Goal: Search the records below for the word "page" and show every line where it occurs.

Records:

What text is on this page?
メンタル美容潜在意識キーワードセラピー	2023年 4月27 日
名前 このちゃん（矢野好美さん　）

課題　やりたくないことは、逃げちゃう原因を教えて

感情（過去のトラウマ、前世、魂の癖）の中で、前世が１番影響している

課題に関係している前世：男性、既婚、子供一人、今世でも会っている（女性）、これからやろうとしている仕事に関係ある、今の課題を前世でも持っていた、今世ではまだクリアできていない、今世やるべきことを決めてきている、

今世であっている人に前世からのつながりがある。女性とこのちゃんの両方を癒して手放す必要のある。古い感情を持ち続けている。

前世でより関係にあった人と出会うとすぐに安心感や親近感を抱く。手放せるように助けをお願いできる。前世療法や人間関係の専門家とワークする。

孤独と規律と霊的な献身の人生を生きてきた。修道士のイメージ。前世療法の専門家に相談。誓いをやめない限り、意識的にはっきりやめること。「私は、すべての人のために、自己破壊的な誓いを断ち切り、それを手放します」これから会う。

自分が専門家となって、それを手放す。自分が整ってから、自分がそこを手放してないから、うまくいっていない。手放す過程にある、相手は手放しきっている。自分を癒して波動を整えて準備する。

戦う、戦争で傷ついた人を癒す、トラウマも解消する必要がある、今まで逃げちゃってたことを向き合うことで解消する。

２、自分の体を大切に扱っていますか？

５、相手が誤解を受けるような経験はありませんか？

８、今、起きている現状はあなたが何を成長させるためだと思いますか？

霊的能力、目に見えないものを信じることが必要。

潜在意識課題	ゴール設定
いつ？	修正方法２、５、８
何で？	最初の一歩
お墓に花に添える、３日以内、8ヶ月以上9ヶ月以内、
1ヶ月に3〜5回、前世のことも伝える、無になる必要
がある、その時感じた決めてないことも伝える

* * *

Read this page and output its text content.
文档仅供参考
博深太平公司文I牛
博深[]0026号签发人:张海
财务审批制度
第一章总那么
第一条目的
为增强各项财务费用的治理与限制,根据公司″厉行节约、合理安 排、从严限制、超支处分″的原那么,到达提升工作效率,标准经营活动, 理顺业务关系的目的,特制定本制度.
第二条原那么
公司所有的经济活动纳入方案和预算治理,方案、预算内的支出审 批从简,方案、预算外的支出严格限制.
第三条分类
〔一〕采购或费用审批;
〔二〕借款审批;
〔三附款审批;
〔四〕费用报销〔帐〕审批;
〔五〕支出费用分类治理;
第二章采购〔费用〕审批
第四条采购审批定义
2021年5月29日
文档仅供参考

The answer:
What text is on this page?
Read this page and output its text content.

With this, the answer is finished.